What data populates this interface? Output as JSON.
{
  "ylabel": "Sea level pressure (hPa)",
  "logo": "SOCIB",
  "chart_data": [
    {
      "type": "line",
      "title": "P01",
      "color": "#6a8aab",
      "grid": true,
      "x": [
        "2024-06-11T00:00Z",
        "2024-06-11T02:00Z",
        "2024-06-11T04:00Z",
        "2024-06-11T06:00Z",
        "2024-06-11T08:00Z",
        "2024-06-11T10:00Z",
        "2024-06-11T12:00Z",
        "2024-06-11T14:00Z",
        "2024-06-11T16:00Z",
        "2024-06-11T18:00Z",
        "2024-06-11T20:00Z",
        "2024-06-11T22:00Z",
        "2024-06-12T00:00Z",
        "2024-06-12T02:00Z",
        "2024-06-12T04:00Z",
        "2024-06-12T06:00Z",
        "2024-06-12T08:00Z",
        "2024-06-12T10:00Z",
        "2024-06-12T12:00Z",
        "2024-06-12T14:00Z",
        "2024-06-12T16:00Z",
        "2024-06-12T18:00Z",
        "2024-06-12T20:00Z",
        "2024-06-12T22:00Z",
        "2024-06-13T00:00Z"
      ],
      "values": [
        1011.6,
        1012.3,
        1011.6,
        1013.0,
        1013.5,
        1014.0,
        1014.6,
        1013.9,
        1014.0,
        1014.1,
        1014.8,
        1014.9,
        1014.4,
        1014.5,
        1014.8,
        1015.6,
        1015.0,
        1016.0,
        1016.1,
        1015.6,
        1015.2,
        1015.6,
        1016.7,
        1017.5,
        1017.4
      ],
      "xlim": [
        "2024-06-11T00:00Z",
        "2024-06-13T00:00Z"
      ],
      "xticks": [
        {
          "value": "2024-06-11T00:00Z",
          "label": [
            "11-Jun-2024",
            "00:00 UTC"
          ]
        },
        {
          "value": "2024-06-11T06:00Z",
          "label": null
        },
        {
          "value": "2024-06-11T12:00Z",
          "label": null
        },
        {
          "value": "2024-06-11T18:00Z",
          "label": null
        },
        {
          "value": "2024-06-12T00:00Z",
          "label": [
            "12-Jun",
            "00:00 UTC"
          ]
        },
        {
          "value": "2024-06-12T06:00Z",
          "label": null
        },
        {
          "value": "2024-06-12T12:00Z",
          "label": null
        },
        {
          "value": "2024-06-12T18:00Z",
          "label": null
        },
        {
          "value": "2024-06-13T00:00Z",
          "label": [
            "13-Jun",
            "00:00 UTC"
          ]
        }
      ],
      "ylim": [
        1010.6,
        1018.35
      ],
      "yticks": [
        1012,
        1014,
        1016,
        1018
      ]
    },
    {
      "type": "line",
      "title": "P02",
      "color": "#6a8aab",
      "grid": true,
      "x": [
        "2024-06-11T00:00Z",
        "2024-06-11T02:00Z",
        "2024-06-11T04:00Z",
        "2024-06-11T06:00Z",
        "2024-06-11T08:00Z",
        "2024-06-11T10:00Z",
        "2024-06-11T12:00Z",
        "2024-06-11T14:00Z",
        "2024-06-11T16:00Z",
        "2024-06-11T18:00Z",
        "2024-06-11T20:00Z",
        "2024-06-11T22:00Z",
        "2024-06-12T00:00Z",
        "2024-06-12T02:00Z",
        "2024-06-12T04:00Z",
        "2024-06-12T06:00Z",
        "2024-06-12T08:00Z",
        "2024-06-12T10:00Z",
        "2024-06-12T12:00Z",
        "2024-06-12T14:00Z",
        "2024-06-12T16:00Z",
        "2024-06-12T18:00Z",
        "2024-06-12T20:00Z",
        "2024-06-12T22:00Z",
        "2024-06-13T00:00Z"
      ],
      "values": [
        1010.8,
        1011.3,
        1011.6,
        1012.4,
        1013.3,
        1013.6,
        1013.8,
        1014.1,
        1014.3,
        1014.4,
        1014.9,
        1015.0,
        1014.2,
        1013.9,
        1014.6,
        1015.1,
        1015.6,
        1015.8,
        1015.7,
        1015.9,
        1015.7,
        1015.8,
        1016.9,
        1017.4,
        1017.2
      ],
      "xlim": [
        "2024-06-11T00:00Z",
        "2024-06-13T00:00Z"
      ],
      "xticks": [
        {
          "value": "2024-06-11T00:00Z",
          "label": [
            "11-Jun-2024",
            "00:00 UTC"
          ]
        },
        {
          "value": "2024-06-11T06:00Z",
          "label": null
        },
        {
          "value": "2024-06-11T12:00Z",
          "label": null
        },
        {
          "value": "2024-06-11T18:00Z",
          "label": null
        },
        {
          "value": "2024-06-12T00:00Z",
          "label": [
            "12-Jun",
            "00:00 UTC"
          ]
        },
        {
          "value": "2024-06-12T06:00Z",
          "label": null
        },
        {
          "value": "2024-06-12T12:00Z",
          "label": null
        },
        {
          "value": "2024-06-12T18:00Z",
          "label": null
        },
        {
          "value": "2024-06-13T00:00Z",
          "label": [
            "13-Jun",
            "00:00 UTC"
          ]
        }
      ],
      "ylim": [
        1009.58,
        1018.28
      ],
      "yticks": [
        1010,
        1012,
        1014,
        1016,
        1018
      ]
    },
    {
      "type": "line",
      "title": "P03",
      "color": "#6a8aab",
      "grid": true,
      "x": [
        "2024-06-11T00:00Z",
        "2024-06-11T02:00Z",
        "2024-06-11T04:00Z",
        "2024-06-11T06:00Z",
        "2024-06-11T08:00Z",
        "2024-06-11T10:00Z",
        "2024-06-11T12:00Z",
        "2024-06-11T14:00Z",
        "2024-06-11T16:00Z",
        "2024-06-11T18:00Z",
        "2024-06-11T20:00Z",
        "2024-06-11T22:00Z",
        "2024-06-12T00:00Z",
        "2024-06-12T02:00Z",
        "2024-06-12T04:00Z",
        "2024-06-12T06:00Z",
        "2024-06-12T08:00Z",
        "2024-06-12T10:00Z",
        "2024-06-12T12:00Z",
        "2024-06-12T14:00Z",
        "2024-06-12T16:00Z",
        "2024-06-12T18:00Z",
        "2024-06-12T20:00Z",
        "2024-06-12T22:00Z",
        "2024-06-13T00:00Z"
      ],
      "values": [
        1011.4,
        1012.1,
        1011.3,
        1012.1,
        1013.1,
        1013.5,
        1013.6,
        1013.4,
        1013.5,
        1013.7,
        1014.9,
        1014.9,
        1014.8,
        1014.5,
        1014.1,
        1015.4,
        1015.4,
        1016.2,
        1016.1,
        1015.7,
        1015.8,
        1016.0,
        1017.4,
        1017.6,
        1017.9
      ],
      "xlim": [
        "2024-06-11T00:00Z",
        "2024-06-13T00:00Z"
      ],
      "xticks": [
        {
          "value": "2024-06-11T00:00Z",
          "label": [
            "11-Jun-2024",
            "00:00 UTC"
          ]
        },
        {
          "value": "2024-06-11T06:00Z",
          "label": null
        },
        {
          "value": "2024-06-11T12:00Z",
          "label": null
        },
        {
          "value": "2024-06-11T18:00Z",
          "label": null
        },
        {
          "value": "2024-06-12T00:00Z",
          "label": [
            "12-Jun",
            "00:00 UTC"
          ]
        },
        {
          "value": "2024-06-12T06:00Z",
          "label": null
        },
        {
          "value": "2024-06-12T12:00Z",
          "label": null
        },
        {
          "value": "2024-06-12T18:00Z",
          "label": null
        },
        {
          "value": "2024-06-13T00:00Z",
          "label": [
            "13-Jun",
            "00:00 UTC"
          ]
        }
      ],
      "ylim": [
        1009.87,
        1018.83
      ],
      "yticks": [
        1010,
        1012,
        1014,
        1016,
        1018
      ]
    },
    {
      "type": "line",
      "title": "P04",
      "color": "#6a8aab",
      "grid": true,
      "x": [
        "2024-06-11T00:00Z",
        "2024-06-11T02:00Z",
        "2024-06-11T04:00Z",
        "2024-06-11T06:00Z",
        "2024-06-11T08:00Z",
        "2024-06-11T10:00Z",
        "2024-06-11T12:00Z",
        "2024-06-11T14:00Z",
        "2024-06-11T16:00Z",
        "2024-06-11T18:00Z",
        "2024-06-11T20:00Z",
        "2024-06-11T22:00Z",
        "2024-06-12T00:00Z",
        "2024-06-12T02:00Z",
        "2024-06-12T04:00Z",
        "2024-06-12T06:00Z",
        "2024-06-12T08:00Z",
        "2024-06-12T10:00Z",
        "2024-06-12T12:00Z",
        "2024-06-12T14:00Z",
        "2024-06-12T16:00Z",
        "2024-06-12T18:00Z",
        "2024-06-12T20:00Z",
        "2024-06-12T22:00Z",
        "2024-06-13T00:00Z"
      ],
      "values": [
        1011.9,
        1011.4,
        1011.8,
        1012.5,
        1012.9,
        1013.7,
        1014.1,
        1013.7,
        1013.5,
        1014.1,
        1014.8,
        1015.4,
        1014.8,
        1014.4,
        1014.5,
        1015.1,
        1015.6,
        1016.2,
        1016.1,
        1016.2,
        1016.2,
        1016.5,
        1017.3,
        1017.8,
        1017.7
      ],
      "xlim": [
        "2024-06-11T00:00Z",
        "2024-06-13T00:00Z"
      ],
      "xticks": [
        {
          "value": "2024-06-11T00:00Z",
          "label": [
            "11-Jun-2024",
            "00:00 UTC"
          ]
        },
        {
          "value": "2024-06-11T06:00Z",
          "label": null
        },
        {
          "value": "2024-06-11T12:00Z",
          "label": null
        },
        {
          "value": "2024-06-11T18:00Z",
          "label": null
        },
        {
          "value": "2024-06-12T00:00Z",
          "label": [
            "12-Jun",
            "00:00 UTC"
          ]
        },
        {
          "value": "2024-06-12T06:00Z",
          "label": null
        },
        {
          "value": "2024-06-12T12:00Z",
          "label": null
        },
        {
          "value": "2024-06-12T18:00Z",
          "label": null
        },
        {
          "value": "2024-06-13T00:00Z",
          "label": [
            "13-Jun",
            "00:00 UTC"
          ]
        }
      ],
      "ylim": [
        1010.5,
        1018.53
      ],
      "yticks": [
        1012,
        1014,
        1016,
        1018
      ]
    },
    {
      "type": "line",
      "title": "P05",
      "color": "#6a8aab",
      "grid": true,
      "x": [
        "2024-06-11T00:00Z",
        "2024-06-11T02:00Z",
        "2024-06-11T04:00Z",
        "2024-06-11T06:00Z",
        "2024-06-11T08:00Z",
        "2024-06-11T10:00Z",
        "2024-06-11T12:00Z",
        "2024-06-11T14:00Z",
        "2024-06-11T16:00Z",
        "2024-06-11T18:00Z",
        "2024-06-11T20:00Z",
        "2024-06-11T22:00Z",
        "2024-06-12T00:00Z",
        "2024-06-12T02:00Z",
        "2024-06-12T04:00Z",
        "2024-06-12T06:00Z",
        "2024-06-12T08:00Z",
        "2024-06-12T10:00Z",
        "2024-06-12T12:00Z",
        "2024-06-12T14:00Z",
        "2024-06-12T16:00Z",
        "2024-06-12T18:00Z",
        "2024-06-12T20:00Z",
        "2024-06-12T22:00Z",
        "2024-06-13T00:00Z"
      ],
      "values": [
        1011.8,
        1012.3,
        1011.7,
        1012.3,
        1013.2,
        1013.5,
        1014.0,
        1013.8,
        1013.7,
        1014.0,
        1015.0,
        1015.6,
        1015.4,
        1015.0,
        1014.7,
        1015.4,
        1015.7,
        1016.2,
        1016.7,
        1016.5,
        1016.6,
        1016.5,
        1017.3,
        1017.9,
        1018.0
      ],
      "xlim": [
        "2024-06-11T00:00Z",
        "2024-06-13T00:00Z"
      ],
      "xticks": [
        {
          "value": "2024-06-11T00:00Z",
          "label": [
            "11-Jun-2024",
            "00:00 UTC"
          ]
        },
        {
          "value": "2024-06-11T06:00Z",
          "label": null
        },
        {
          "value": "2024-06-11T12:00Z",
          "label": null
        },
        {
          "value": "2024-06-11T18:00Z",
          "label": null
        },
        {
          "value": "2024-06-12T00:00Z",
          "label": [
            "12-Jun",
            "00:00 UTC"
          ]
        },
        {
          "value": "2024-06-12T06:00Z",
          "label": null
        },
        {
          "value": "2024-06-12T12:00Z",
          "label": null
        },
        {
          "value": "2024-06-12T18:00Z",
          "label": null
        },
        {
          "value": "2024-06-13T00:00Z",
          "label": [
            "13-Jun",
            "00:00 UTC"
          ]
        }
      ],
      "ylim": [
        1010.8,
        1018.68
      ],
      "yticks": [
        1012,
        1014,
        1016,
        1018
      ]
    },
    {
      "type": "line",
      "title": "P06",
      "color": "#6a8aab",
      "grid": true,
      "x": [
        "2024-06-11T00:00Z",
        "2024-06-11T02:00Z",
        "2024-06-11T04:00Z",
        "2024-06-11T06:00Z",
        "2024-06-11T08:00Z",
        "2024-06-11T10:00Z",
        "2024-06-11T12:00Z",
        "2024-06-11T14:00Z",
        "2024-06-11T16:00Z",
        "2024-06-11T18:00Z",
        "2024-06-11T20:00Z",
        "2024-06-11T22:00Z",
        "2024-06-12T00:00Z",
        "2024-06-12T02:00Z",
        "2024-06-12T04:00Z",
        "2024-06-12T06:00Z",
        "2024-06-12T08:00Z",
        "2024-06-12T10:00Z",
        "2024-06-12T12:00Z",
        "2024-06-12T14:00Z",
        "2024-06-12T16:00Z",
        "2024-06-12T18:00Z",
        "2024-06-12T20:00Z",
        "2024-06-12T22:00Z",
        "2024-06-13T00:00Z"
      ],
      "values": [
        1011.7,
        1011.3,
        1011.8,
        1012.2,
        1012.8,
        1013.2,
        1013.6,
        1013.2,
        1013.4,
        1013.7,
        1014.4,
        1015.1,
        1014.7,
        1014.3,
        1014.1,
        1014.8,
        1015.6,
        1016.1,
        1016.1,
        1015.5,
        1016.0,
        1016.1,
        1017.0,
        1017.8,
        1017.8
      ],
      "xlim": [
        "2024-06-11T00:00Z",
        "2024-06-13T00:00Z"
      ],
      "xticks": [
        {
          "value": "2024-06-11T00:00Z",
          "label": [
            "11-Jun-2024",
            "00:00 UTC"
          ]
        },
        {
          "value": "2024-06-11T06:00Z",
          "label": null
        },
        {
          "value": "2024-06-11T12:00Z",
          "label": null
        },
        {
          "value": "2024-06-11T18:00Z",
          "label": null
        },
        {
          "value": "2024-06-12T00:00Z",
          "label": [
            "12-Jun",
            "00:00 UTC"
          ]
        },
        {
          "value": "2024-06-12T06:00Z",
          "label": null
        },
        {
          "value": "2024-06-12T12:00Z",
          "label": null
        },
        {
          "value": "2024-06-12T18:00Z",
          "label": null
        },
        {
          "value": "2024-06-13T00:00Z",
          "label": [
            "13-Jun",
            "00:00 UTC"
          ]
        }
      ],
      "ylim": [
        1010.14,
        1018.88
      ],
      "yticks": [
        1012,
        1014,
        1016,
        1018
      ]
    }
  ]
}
—————
§ PROBLEM: Out of the records, collect only those lines that contain the string "title".

§ EXERCISE OUTPUT:
      "title": "P01",
      "title": "P02",
      "title": "P03",
      "title": "P04",
      "title": "P05",
      "title": "P06",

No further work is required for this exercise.